[INSTRUCTIONS TO FOLLOW]:
Repeat, exactly and completely, the material that follows. Omit the pictures.

[EXERCISE MATERIALS]:
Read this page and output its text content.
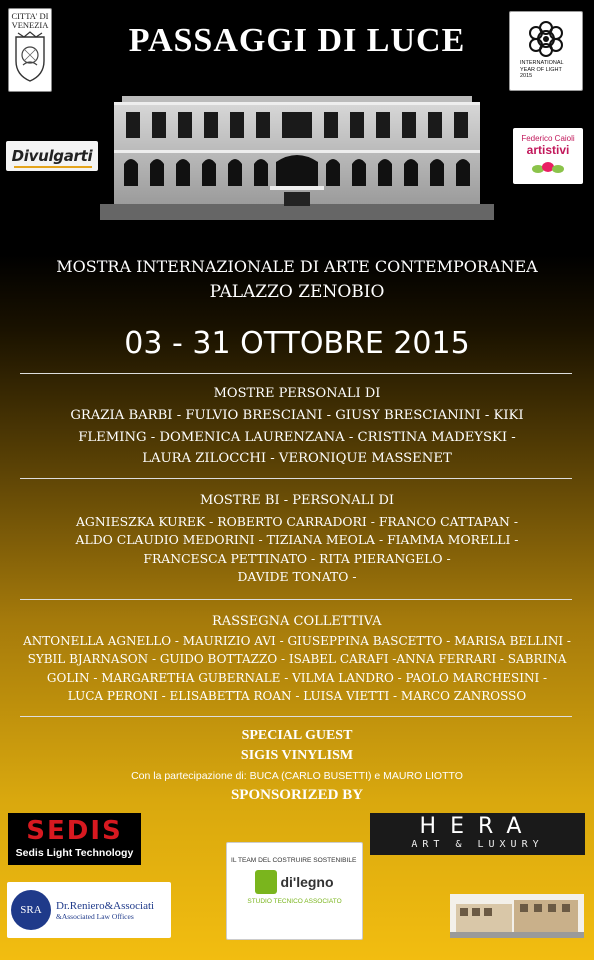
CITTA' DI VENEZIA	PASSAGGI DI LUCE
INTERNATIONAL YEAR OF LIGHT 2015
Divulgarti
Federico Caioli
artistivi
MOSTRA INTERNAZIONALE DI ARTE CONTEMPORANEA
PALAZZO ZENOBIO
03 - 31 OTTOBRE 2015
MOSTRE PERSONALI DI
GRAZIA BARBI - FULVIO BRESCIANI - GIUSY BRESCIANINI - KIKI
FLEMING - DOMENICA LAURENZANA - CRISTINA MADEYSKI -
LAURA ZILOCCHI - VERONIQUE MASSENET
MOSTRE BI - PERSONALI DI
AGNIESZKA KUREK - ROBERTO CARRADORI - FRANCO CATTAPAN -
ALDO CLAUDIO MEDORINI - TIZIANA MEOLA - FIAMMA MORELLI -
FRANCESCA PETTINATO - RITA PIERANGELO -
DAVIDE TONATO -
RASSEGNA COLLETTIVA
ANTONELLA AGNELLO - MAURIZIO AVI - GIUSEPPINA BASCETTO - MARISA BELLINI -
SYBIL BJARNASON - GUIDO BOTTAZZO - ISABEL CARAFI -ANNA FERRARI - SABRINA
GOLIN - MARGARETHA GUBERNALE - VILMA LANDRO - PAOLO MARCHESINI -
LUCA PERONI - ELISABETTA ROAN - LUISA VIETTI - MARCO ZANROSSO
SPECIAL GUEST
SIGIS VINYLISM
Con la partecipazione di: BUCA (CARLO BUSETTI) e MAURO LIOTTO
SPONSORIZED BY
SEDIS
Sedis Light Technology
HERA
ART & LUXURY
SRA Dr.Reniero&Associati
&Associated Law Offices
IL TEAM DEL COSTRUIRE SOSTENIBILE
di'legno
STUDIO TECNICO ASSOCIATO
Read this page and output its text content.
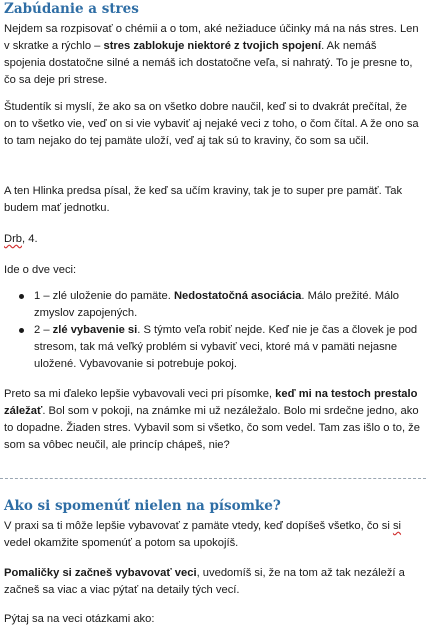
Zabúdanie a stres

Nejdem sa rozpisovať o chémii a o tom, aké nežiaduce účinky má na nás stres. Len v skratke a rýchlo – stres zablokuje niektoré z tvojich spojení. Ak nemáš spojenia dostatočne silné a nemáš ich dostatočne veľa, si nahratý. To je presne to, čo sa deje pri strese.

Študentík si myslí, že ako sa on všetko dobre naučil, keď si to dvakrát prečítal, že on to všetko vie, veď on si vie vybaviť aj nejaké veci z toho, o čom čítal. A že ono sa to tam nejako do tej pamäte uloží, veď aj tak sú to kraviny, čo som sa učil.

A ten Hlinka predsa písal, že keď sa učím kraviny, tak je to super pre pamäť. Tak budem mať jednotku.

Drb, 4.

Ide o dve veci:

1 – zlé uloženie do pamäte. Nedostatočná asociácia. Málo prežité. Málo zmyslov zapojených.
2 – zlé vybavenie si. S týmto veľa robiť nejde. Keď nie je čas a človek je pod stresom, tak má veľký problém si vybaviť veci, ktoré má v pamäti nejasne uložené. Vybavovanie si potrebuje pokoj.

Preto sa mi ďaleko lepšie vybavovali veci pri písomke, keď mi na testoch prestalo záležať. Bol som v pokoji, na známke mi už nezáležalo. Bolo mi srdečne jedno, ako to dopadne. Žiaden stres. Vybavil som si všetko, čo som vedel. Tam zas išlo o to, že som sa vôbec neučil, ale princíp chápeš, nie?

Ako si spomenúť nielen na písomke?

V praxi sa ti môže lepšie vybavovať z pamäte vtedy, keď dopíšeš všetko, čo si si vedel okamžite spomenúť a potom sa upokojíš.

Pomaličky si začneš vybavovať veci, uvedomíš si, že na tom až tak nezáleží a začneš sa viac a viac pýtať na detaily tých vecí.

Pýtaj sa na veci otázkami ako:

[ANSWER TO THE TASK]:
Read this page and output its text content.
CITTA' DI VENEZIA	PASSAGGI DI LUCE
INTERNATIONAL YEAR OF LIGHT 2015
Divulgarti
Federico Caioli
artistivi
MOSTRA INTERNAZIONALE DI ARTE CONTEMPORANEA
PALAZZO ZENOBIO
03 - 31 OTTOBRE 2015
MOSTRE PERSONALI DI
GRAZIA BARBI - FULVIO BRESCIANI - GIUSY BRESCIANINI - KIKI
FLEMING - DOMENICA LAURENZANA - CRISTINA MADEYSKI -
LAURA ZILOCCHI - VERONIQUE MASSENET
MOSTRE BI - PERSONALI DI
AGNIESZKA KUREK - ROBERTO CARRADORI - FRANCO CATTAPAN -
ALDO CLAUDIO MEDORINI - TIZIANA MEOLA - FIAMMA MORELLI -
FRANCESCA PETTINATO - RITA PIERANGELO -
DAVIDE TONATO -
RASSEGNA COLLETTIVA
ANTONELLA AGNELLO - MAURIZIO AVI - GIUSEPPINA BASCETTO - MARISA BELLINI -
SYBIL BJARNASON - GUIDO BOTTAZZO - ISABEL CARAFI -ANNA FERRARI - SABRINA
GOLIN - MARGARETHA GUBERNALE - VILMA LANDRO - PAOLO MARCHESINI -
LUCA PERONI - ELISABETTA ROAN - LUISA VIETTI - MARCO ZANROSSO
SPECIAL GUEST
SIGIS VINYLISM
Con la partecipazione di: BUCA (CARLO BUSETTI) e MAURO LIOTTO
SPONSORIZED BY
SEDIS
Sedis Light Technology
HERA
ART & LUXURY
SRA Dr.Reniero&Associati
&Associated Law Offices
IL TEAM DEL COSTRUIRE SOSTENIBILE
di'legno
STUDIO TECNICO ASSOCIATO
Read this page and output its text content.
Zabúdanie a stres

Nejdem sa rozpisovať o chémii a o tom, aké nežiaduce účinky má na nás stres. Len v skratke a rýchlo – stres zablokuje niektoré z tvojich spojení. Ak nemáš spojenia dostatočne silné a nemáš ich dostatočne veľa, si nahratý. To je presne to, čo sa deje pri strese.

Študentík si myslí, že ako sa on všetko dobre naučil, keď si to dvakrát prečítal, že on to všetko vie, veď on si vie vybaviť aj nejaké veci z toho, o čom čítal. A že ono sa to tam nejako do tej pamäte uloží, veď aj tak sú to kraviny, čo som sa učil.

A ten Hlinka predsa písal, že keď sa učím kraviny, tak je to super pre pamäť. Tak budem mať jednotku.

Drb, 4.

Ide o dve veci:

1 – zlé uloženie do pamäte. Nedostatočná asociácia. Málo prežité. Málo zmyslov zapojených.
2 – zlé vybavenie si. S týmto veľa robiť nejde. Keď nie je čas a človek je pod stresom, tak má veľký problém si vybaviť veci, ktoré má v pamäti nejasne uložené. Vybavovanie si potrebuje pokoj.

Preto sa mi ďaleko lepšie vybavovali veci pri písomke, keď mi na testoch prestalo záležať. Bol som v pokoji, na známke mi už nezáležalo. Bolo mi srdečne jedno, ako to dopadne. Žiaden stres. Vybavil som si všetko, čo som vedel. Tam zas išlo o to, že som sa vôbec neučil, ale princíp chápeš, nie?

Ako si spomenúť nielen na písomke?

V praxi sa ti môže lepšie vybavovať z pamäte vtedy, keď dopíšeš všetko, čo si si vedel okamžite spomenúť a potom sa upokojíš.

Pomaličky si začneš vybavovať veci, uvedomíš si, že na tom až tak nezáleží a začneš sa viac a viac pýtať na detaily tých vecí.

Pýtaj sa na veci otázkami ako:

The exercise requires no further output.